Gather all lines in the data that hold the string "majoration".

========================

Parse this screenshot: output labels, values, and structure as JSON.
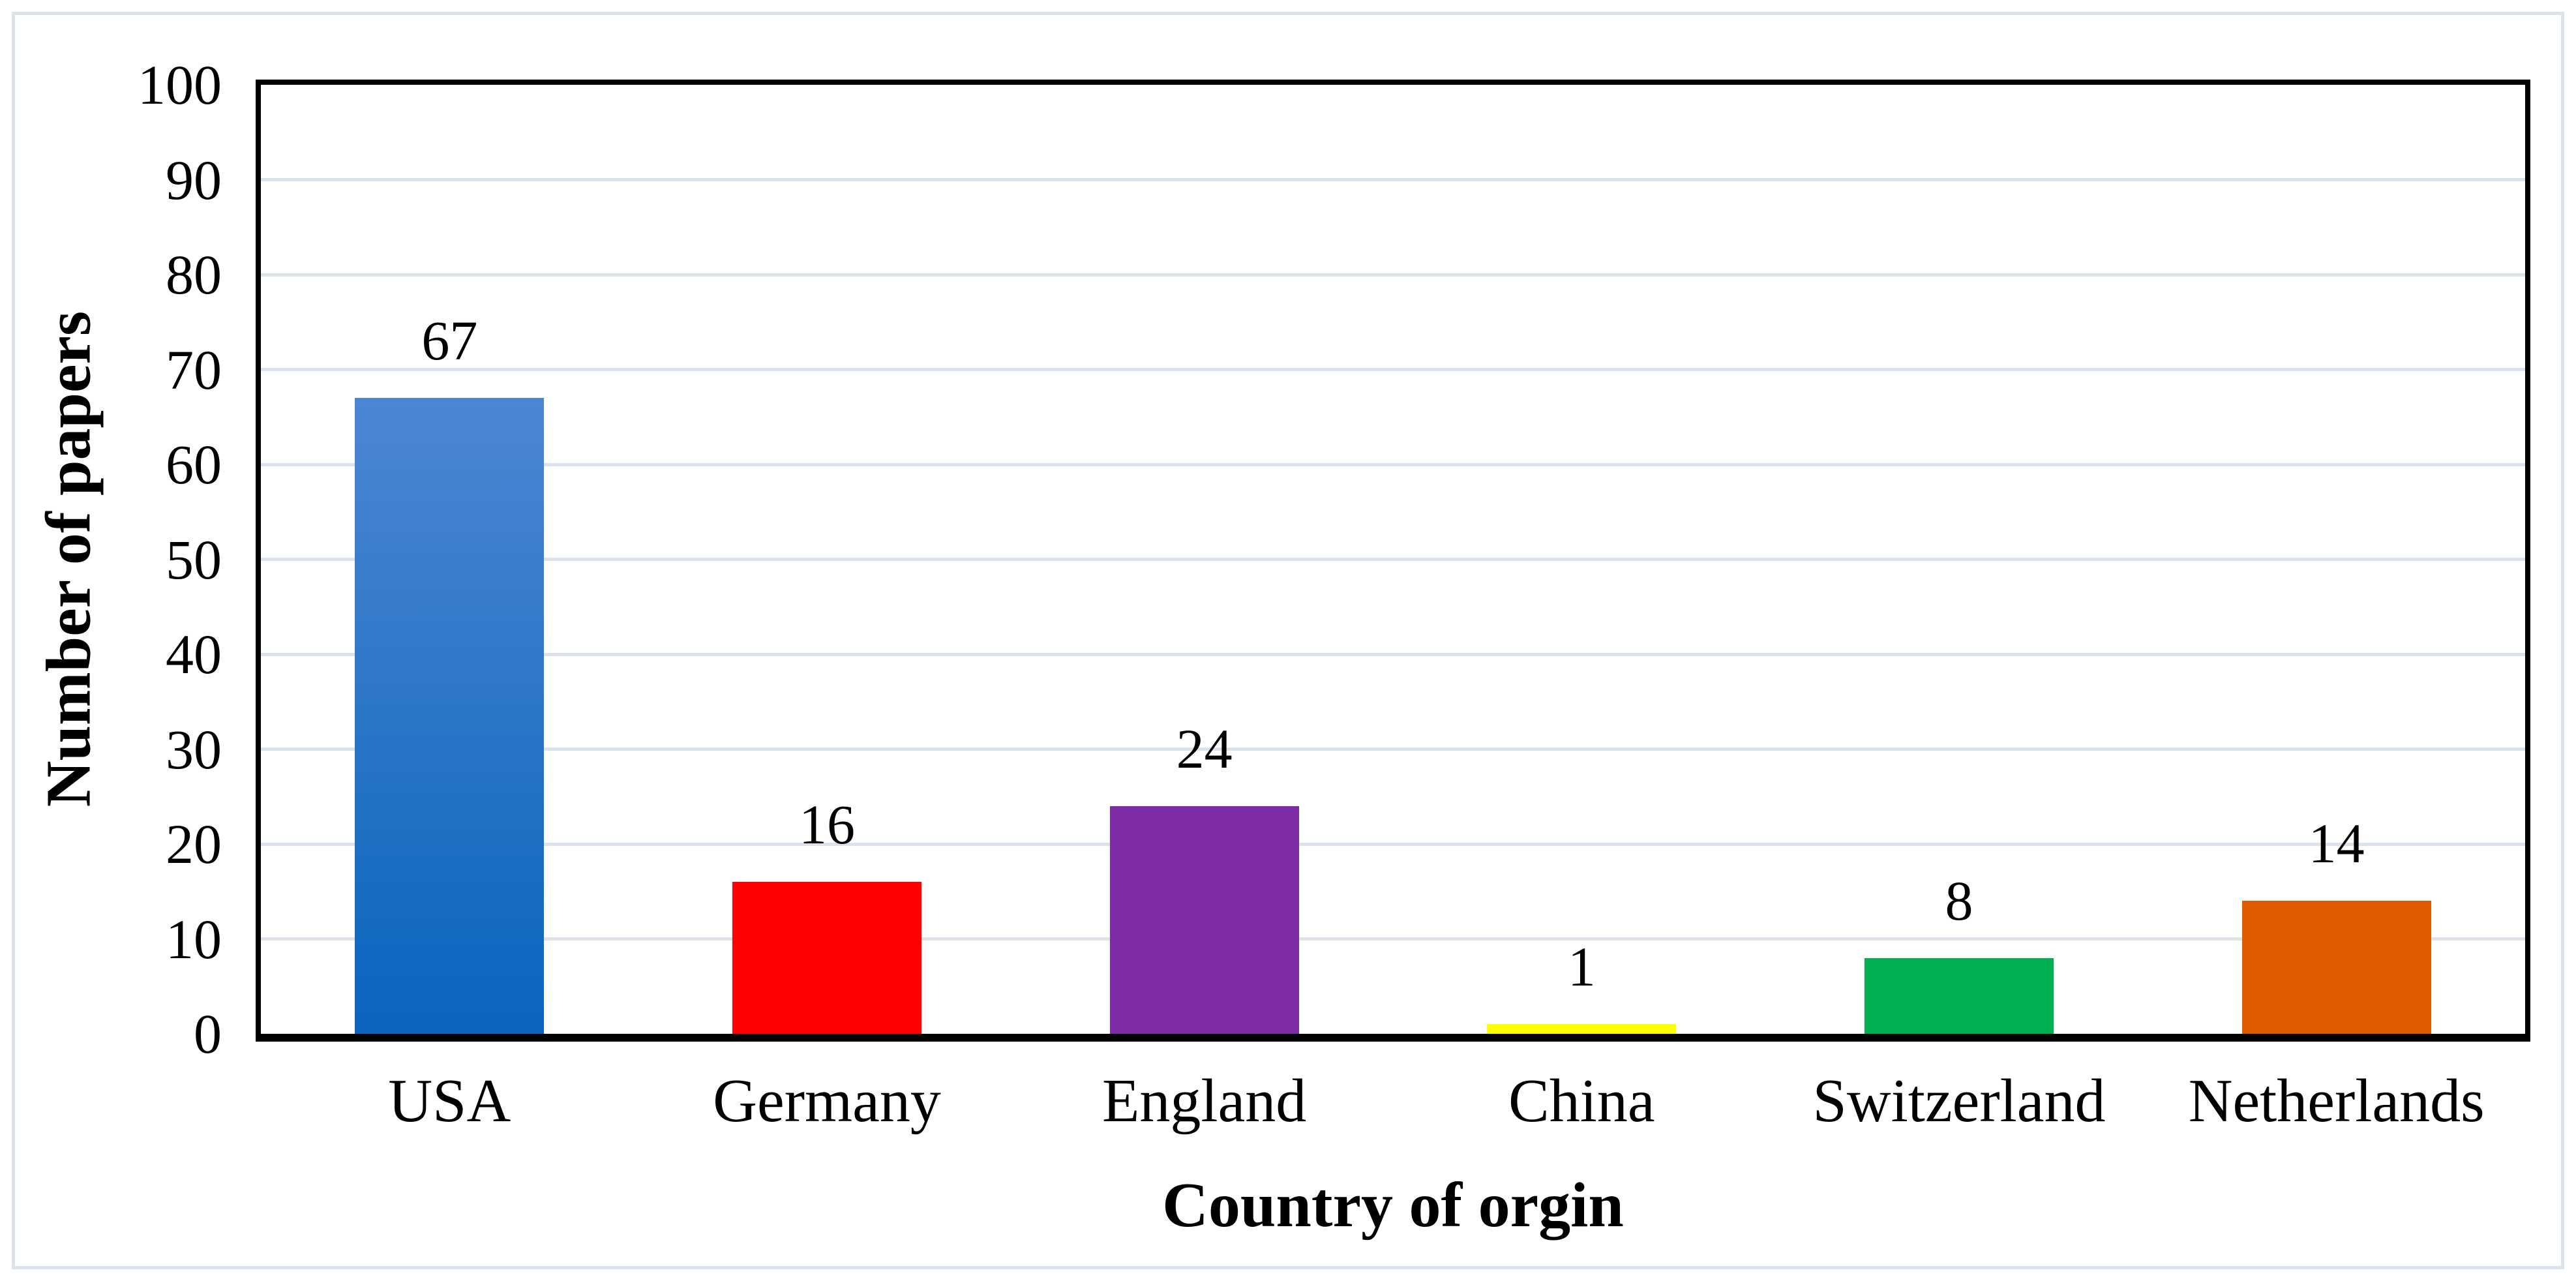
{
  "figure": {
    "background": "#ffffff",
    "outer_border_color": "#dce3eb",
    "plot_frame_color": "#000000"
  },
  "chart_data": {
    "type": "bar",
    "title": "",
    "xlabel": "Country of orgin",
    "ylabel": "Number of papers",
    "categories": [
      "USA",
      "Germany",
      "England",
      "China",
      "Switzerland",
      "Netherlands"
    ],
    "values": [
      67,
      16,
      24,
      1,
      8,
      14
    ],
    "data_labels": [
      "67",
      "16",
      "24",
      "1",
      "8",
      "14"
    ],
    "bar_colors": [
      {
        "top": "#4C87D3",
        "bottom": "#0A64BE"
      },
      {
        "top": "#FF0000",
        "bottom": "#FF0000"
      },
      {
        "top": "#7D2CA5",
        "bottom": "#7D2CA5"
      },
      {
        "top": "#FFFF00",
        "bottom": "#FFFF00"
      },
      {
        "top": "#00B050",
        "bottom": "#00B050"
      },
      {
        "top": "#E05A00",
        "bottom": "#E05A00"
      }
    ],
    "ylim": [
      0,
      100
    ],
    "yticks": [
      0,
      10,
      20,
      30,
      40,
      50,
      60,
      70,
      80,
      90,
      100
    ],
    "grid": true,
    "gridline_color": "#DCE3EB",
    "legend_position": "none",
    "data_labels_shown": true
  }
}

========================

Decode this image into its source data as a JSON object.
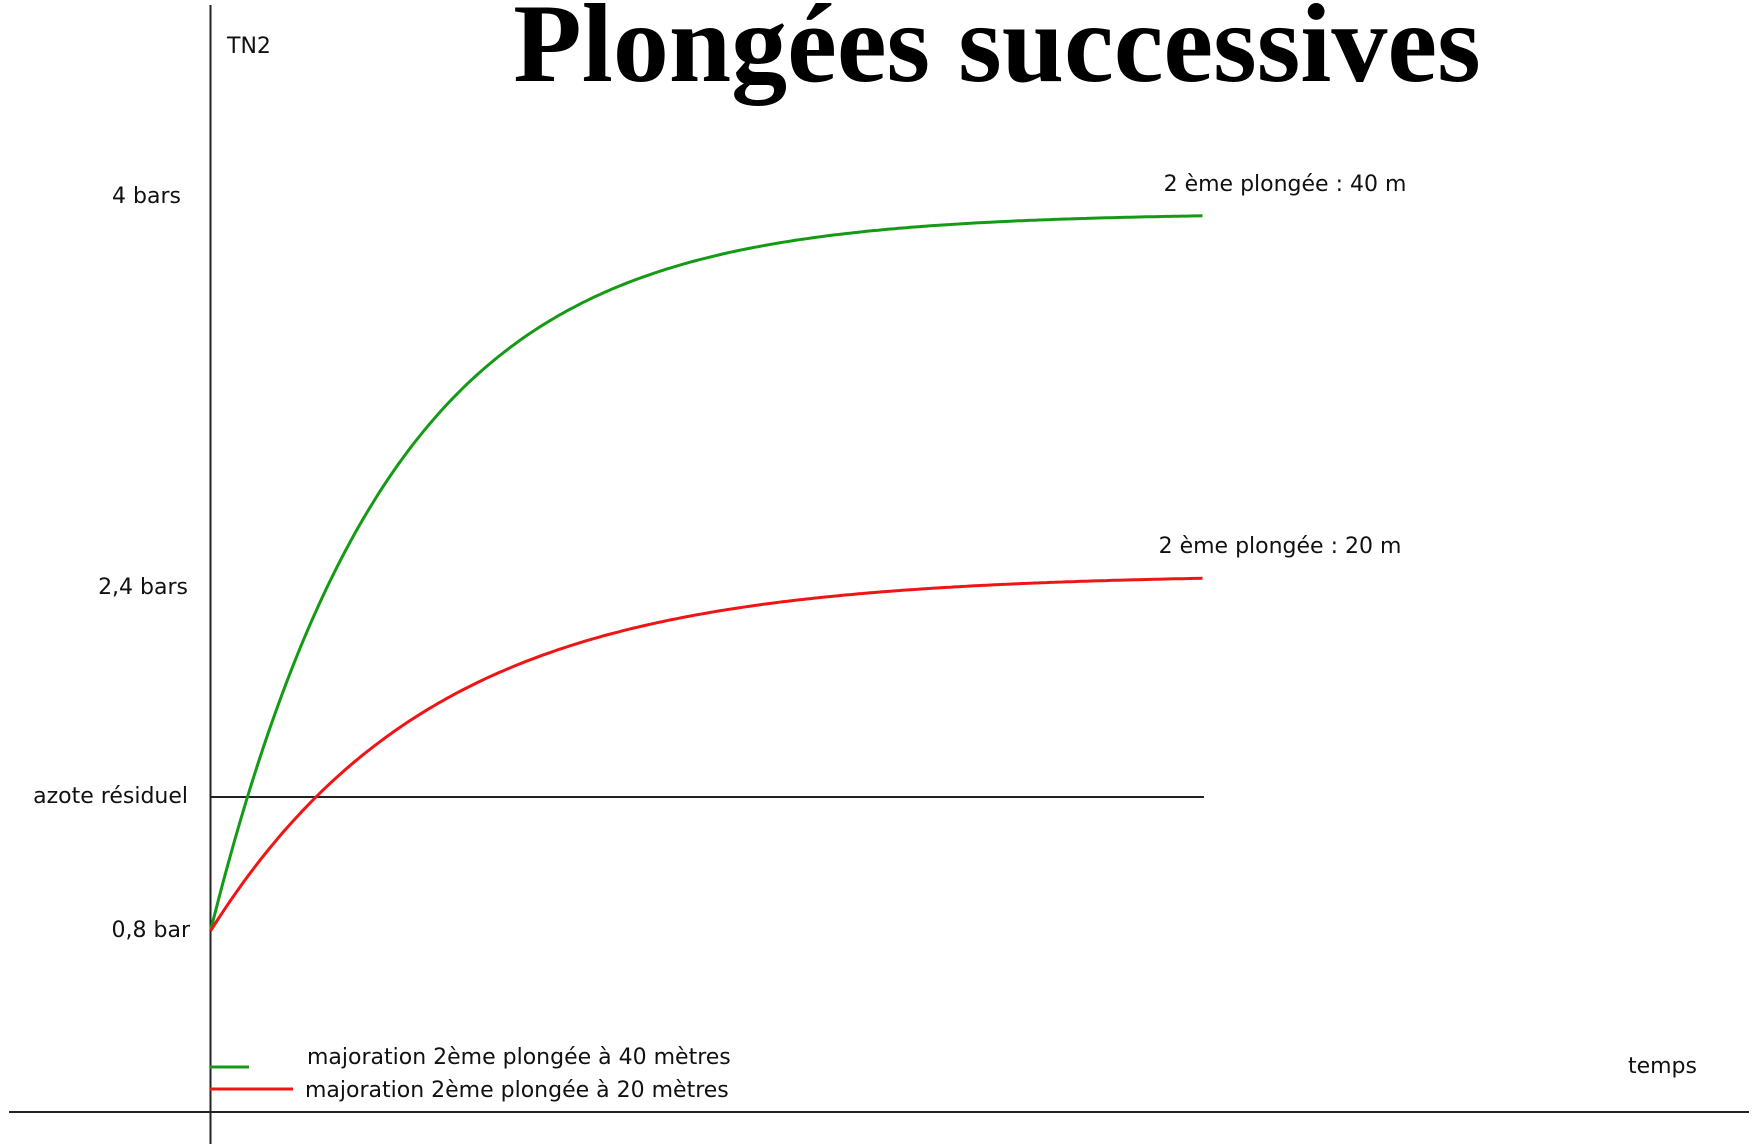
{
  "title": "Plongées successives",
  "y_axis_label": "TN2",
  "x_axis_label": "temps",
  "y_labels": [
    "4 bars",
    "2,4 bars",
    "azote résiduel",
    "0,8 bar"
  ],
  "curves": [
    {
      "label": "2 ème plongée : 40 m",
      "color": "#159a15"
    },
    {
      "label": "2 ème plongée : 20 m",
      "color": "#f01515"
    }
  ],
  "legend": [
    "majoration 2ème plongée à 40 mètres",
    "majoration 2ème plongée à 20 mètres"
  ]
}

========================

Completed exercise |
    "majoration 2ème plongée à 40 mètres",
    "majoration 2ème plongée à 20 mètres"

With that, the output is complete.